— START OF Dataset records —

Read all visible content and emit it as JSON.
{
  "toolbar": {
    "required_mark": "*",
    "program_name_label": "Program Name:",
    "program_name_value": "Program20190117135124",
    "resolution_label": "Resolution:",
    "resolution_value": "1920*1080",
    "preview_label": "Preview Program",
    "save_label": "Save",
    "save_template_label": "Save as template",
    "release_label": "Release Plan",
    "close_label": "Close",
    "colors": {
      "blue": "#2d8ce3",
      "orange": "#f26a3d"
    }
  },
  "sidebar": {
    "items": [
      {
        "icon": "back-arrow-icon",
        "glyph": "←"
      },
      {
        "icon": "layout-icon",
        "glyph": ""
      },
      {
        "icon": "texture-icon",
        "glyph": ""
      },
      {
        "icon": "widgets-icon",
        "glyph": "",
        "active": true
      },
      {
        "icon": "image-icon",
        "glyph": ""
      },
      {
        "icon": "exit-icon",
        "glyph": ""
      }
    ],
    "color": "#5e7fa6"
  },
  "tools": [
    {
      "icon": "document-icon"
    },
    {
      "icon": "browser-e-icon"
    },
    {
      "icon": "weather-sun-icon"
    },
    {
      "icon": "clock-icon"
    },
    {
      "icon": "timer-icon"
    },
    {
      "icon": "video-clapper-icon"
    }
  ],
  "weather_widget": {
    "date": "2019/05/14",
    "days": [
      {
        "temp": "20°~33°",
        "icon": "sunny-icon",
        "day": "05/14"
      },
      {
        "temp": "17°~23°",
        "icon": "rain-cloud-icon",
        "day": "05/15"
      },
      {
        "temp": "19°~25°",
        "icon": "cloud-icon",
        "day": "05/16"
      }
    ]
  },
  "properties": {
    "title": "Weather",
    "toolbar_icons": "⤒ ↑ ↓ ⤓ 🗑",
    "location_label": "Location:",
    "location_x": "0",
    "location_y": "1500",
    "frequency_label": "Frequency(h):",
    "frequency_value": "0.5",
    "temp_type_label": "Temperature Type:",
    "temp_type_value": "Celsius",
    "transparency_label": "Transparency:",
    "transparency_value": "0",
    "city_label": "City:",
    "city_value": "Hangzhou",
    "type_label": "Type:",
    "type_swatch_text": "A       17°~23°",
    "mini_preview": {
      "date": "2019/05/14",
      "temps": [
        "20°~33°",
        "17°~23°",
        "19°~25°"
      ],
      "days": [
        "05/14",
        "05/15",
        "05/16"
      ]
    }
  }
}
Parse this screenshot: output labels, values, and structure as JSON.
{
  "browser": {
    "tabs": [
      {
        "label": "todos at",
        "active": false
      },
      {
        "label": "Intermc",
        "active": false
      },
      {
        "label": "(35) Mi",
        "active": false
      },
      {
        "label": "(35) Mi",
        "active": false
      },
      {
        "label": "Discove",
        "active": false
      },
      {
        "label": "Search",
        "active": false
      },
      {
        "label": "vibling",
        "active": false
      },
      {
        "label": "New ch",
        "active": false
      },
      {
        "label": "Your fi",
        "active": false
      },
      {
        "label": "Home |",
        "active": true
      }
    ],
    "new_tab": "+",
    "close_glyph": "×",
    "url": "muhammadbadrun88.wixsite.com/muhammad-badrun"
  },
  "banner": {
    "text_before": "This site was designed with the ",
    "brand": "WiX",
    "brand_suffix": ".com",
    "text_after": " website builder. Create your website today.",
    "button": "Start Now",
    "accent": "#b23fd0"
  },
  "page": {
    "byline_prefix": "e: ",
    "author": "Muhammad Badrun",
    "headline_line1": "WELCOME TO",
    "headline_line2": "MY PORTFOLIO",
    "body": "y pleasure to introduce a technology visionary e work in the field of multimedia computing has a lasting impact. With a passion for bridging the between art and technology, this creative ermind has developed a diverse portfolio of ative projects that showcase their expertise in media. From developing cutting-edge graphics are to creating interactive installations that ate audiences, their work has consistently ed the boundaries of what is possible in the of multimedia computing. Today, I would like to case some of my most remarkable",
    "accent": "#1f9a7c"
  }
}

— END OF Dataset records —

Task description =>
Repeat, with no changes, each line from the one with "Parse this screenshot: output" to the end of the listing, including both ends and nothing else.

Solved exercise =>
Parse this screenshot: output labels, values, and structure as JSON.
{
  "browser": {
    "tabs": [
      {
        "label": "todos at",
        "active": false
      },
      {
        "label": "Intermc",
        "active": false
      },
      {
        "label": "(35) Mi",
        "active": false
      },
      {
        "label": "(35) Mi",
        "active": false
      },
      {
        "label": "Discove",
        "active": false
      },
      {
        "label": "Search",
        "active": false
      },
      {
        "label": "vibling",
        "active": false
      },
      {
        "label": "New ch",
        "active": false
      },
      {
        "label": "Your fi",
        "active": false
      },
      {
        "label": "Home |",
        "active": true
      }
    ],
    "new_tab": "+",
    "close_glyph": "×",
    "url": "muhammadbadrun88.wixsite.com/muhammad-badrun"
  },
  "banner": {
    "text_before": "This site was designed with the ",
    "brand": "WiX",
    "brand_suffix": ".com",
    "text_after": " website builder. Create your website today.",
    "button": "Start Now",
    "accent": "#b23fd0"
  },
  "page": {
    "byline_prefix": "e: ",
    "author": "Muhammad Badrun",
    "headline_line1": "WELCOME TO",
    "headline_line2": "MY PORTFOLIO",
    "body": "y pleasure to introduce a technology visionary e work in the field of multimedia computing has a lasting impact. With a passion for bridging the between art and technology, this creative ermind has developed a diverse portfolio of ative projects that showcase their expertise in media. From developing cutting-edge graphics are to creating interactive installations that ate audiences, their work has consistently ed the boundaries of what is possible in the of multimedia computing. Today, I would like to case some of my most remarkable",
    "accent": "#1f9a7c"
  }
}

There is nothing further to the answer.